— EXERCISE TASK —
Give only the number of lines below that contain the word "Спойлер".

[Data entries]
----

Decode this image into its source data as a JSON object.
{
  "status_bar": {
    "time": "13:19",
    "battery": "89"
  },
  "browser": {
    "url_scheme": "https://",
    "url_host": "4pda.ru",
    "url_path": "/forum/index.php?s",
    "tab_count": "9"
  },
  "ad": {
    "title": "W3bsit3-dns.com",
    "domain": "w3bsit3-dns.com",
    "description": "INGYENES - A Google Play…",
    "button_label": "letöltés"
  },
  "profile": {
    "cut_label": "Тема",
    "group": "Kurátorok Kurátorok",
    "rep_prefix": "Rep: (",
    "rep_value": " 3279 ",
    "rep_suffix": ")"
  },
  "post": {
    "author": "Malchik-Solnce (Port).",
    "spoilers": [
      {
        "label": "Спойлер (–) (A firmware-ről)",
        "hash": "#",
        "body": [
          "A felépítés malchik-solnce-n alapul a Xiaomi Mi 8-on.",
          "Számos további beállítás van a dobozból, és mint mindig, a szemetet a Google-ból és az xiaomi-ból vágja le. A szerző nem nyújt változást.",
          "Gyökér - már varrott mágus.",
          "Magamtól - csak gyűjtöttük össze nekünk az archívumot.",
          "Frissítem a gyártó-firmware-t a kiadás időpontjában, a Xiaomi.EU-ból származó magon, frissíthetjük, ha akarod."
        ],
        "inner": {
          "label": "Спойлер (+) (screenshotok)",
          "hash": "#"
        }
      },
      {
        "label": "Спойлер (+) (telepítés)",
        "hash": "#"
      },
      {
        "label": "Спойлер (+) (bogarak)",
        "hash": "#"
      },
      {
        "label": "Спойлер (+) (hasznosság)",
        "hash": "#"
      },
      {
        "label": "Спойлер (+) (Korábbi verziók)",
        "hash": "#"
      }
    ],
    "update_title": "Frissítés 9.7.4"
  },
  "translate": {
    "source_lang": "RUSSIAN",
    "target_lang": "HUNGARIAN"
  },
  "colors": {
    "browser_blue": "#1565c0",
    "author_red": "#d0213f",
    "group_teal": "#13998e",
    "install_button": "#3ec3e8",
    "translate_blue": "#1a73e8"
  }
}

----

— TASK RESPONSE —
6